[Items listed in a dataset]
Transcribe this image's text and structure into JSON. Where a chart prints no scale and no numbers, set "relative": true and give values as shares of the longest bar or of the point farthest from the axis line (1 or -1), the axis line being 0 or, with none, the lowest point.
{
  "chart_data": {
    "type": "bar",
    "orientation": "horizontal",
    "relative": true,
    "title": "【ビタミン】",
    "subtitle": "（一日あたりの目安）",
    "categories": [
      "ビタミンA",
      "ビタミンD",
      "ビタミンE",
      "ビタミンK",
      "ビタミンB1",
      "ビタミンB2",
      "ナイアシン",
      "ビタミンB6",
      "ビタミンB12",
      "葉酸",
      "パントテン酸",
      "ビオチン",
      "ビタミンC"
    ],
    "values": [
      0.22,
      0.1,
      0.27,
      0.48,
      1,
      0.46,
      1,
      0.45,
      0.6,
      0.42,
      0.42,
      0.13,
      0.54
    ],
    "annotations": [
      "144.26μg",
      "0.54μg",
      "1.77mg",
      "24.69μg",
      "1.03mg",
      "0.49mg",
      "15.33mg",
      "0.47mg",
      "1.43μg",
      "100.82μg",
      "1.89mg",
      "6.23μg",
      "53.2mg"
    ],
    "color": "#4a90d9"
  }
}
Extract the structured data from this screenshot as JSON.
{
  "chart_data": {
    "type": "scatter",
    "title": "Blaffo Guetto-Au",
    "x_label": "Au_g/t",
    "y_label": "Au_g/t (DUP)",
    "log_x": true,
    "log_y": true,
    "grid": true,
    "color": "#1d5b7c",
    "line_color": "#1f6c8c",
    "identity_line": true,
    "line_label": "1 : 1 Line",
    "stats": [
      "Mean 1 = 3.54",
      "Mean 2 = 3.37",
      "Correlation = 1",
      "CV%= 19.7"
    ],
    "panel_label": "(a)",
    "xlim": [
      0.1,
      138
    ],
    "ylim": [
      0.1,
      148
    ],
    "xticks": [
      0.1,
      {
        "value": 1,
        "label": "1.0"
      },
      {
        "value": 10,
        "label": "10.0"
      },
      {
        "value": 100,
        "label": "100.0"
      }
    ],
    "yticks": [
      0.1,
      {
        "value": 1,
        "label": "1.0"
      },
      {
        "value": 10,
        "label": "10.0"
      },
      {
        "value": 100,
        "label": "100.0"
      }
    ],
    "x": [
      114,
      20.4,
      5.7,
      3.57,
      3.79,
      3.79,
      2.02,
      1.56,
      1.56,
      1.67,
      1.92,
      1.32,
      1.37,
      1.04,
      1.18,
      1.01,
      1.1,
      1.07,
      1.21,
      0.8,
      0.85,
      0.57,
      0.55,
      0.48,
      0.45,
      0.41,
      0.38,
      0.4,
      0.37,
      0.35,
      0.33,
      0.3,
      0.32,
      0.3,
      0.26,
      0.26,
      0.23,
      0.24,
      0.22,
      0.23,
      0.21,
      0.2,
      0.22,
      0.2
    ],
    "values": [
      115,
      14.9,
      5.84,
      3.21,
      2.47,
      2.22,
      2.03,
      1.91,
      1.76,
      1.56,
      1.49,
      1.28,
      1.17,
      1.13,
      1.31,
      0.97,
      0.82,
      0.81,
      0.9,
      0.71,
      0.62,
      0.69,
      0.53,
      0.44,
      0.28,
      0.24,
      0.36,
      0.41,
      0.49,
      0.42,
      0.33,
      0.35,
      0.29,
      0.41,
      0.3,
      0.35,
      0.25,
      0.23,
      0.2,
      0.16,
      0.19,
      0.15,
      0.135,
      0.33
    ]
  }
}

Exercise brief.
Give back all the data exactly as written.

Final result.
Transcribe this image's text and structure into JSON. Where a chart prints no scale and no numbers, set "relative": true and give values as shares of the longest bar or of the point farthest from the axis line (1 or -1), the axis line being 0 or, with none, the lowest point.
{
  "chart_data": {
    "type": "bar",
    "orientation": "horizontal",
    "relative": true,
    "title": "【ビタミン】",
    "subtitle": "（一日あたりの目安）",
    "categories": [
      "ビタミンA",
      "ビタミンD",
      "ビタミンE",
      "ビタミンK",
      "ビタミンB1",
      "ビタミンB2",
      "ナイアシン",
      "ビタミンB6",
      "ビタミンB12",
      "葉酸",
      "パントテン酸",
      "ビオチン",
      "ビタミンC"
    ],
    "values": [
      0.22,
      0.1,
      0.27,
      0.48,
      1,
      0.46,
      1,
      0.45,
      0.6,
      0.42,
      0.42,
      0.13,
      0.54
    ],
    "annotations": [
      "144.26μg",
      "0.54μg",
      "1.77mg",
      "24.69μg",
      "1.03mg",
      "0.49mg",
      "15.33mg",
      "0.47mg",
      "1.43μg",
      "100.82μg",
      "1.89mg",
      "6.23μg",
      "53.2mg"
    ],
    "color": "#4a90d9"
  }
}
Extract the structured data from this screenshot as JSON.
{
  "chart_data": {
    "type": "scatter",
    "title": "Blaffo Guetto-Au",
    "x_label": "Au_g/t",
    "y_label": "Au_g/t (DUP)",
    "log_x": true,
    "log_y": true,
    "grid": true,
    "color": "#1d5b7c",
    "line_color": "#1f6c8c",
    "identity_line": true,
    "line_label": "1 : 1 Line",
    "stats": [
      "Mean 1 = 3.54",
      "Mean 2 = 3.37",
      "Correlation = 1",
      "CV%= 19.7"
    ],
    "panel_label": "(a)",
    "xlim": [
      0.1,
      138
    ],
    "ylim": [
      0.1,
      148
    ],
    "xticks": [
      0.1,
      {
        "value": 1,
        "label": "1.0"
      },
      {
        "value": 10,
        "label": "10.0"
      },
      {
        "value": 100,
        "label": "100.0"
      }
    ],
    "yticks": [
      0.1,
      {
        "value": 1,
        "label": "1.0"
      },
      {
        "value": 10,
        "label": "10.0"
      },
      {
        "value": 100,
        "label": "100.0"
      }
    ],
    "x": [
      114,
      20.4,
      5.7,
      3.57,
      3.79,
      3.79,
      2.02,
      1.56,
      1.56,
      1.67,
      1.92,
      1.32,
      1.37,
      1.04,
      1.18,
      1.01,
      1.1,
      1.07,
      1.21,
      0.8,
      0.85,
      0.57,
      0.55,
      0.48,
      0.45,
      0.41,
      0.38,
      0.4,
      0.37,
      0.35,
      0.33,
      0.3,
      0.32,
      0.3,
      0.26,
      0.26,
      0.23,
      0.24,
      0.22,
      0.23,
      0.21,
      0.2,
      0.22,
      0.2
    ],
    "values": [
      115,
      14.9,
      5.84,
      3.21,
      2.47,
      2.22,
      2.03,
      1.91,
      1.76,
      1.56,
      1.49,
      1.28,
      1.17,
      1.13,
      1.31,
      0.97,
      0.82,
      0.81,
      0.9,
      0.71,
      0.62,
      0.69,
      0.53,
      0.44,
      0.28,
      0.24,
      0.36,
      0.41,
      0.49,
      0.42,
      0.33,
      0.35,
      0.29,
      0.41,
      0.3,
      0.35,
      0.25,
      0.23,
      0.2,
      0.16,
      0.19,
      0.15,
      0.135,
      0.33
    ]
  }
}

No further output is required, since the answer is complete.